Stored data entries:
┌──
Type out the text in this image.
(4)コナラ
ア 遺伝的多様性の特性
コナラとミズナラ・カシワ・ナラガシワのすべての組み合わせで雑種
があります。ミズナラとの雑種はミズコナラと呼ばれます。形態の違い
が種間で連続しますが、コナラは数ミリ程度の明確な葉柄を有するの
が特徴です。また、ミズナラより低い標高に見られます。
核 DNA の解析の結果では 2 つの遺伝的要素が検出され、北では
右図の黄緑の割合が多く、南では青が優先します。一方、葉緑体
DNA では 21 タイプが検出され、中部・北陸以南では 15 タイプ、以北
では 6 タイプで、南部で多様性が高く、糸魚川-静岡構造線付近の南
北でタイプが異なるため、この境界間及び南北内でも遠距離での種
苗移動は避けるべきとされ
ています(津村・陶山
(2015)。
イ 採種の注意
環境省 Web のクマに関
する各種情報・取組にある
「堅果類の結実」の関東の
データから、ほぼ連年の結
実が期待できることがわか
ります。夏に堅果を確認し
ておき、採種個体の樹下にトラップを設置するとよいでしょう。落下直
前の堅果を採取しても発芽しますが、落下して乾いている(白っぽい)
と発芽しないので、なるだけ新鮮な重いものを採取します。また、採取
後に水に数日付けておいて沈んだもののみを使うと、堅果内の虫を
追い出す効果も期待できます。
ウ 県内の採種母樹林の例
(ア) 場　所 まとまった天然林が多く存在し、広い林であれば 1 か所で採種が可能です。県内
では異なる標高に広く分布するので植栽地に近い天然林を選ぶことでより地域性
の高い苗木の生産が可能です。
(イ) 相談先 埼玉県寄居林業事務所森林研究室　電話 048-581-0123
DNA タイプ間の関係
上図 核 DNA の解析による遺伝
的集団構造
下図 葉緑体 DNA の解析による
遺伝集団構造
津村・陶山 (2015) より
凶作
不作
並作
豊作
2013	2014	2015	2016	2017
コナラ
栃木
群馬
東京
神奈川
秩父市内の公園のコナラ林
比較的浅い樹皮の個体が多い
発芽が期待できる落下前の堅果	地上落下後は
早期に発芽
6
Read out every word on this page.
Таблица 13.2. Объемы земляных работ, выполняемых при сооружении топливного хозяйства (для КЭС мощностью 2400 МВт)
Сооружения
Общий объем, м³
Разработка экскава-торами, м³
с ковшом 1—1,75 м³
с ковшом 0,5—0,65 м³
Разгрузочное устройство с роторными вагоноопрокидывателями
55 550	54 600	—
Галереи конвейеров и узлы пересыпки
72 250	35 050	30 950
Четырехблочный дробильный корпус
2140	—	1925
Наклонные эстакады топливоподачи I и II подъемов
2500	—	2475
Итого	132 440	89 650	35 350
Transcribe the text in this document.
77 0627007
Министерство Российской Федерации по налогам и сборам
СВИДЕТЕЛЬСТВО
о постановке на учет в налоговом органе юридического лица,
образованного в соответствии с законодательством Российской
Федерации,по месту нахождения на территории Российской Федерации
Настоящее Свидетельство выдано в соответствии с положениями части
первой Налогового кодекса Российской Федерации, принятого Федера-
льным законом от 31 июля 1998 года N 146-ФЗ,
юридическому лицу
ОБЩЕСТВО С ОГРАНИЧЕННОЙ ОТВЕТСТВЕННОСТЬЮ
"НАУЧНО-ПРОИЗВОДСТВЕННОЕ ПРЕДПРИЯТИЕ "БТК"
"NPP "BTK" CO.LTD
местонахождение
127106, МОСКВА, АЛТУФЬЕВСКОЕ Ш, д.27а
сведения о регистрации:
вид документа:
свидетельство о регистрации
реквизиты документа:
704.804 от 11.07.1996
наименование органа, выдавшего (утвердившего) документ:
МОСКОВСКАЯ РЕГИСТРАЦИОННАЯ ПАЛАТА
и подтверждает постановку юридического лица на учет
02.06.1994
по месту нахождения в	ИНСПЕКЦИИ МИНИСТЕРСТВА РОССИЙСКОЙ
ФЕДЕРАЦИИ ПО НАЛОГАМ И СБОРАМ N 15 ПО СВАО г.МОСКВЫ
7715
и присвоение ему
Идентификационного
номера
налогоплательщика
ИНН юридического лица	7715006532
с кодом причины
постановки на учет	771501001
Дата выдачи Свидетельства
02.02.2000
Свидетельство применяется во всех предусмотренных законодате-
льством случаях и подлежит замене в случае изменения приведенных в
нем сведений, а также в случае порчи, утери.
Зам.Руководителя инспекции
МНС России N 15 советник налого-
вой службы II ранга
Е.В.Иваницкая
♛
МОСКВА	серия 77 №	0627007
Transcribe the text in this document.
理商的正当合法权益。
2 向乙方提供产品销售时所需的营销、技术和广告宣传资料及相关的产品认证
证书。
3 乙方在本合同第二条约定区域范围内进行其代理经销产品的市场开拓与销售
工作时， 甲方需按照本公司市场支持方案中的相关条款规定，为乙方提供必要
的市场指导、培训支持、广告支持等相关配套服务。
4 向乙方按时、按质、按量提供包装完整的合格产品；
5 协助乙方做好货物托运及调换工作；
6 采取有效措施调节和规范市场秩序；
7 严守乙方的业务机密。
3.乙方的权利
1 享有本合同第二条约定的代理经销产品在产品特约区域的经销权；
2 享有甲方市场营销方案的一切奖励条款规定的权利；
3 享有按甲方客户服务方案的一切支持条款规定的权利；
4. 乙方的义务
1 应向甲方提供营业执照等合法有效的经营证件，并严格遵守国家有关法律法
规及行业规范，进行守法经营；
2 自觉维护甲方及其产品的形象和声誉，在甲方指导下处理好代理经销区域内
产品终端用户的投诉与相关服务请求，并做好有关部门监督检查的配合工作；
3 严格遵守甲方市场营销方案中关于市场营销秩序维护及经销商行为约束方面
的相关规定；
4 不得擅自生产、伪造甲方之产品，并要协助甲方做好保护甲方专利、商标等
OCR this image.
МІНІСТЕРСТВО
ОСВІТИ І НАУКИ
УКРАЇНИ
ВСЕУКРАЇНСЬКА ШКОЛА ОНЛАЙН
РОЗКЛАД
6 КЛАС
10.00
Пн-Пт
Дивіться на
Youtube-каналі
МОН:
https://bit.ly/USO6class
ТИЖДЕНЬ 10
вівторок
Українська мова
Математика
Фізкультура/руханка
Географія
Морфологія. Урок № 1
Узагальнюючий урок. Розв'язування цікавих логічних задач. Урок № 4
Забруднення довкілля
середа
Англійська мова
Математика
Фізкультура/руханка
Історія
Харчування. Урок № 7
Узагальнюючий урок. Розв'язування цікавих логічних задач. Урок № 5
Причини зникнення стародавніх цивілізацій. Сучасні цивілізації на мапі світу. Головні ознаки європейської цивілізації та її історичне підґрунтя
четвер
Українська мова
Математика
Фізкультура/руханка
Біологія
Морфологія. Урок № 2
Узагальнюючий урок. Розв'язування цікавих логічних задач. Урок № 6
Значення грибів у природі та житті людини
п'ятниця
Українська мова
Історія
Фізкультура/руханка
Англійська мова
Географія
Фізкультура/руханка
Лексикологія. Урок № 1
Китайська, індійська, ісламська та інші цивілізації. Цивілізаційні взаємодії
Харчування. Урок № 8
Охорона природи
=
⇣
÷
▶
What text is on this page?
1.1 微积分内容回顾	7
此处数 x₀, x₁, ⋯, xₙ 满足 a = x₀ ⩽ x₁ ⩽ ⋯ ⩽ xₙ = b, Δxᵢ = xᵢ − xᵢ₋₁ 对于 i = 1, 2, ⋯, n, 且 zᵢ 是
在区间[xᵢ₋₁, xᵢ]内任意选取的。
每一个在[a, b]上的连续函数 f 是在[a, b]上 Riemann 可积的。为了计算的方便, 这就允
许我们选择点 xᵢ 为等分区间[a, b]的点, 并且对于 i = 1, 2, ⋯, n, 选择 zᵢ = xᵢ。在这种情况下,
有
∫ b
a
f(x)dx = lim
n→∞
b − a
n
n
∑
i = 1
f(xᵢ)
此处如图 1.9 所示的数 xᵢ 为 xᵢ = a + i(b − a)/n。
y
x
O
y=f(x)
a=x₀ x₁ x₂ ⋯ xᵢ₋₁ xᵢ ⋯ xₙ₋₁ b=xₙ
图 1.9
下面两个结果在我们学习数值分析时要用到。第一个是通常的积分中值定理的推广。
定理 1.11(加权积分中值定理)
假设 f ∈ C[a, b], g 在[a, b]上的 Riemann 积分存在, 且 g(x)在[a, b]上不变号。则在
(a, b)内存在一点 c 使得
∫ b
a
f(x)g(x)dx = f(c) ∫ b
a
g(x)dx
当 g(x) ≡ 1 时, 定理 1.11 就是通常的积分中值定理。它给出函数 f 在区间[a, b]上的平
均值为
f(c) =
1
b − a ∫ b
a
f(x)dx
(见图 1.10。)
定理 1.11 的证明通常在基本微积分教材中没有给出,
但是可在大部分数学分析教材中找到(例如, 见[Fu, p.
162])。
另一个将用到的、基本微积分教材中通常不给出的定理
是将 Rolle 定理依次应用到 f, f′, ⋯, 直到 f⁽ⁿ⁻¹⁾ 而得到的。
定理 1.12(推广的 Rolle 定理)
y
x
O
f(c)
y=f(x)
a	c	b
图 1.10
└──
STATED TASK
Pull out all lines from the listing that contain the string "Харчування".

TASK RESPONSE
Харчування. Урок № 7
Харчування. Урок № 8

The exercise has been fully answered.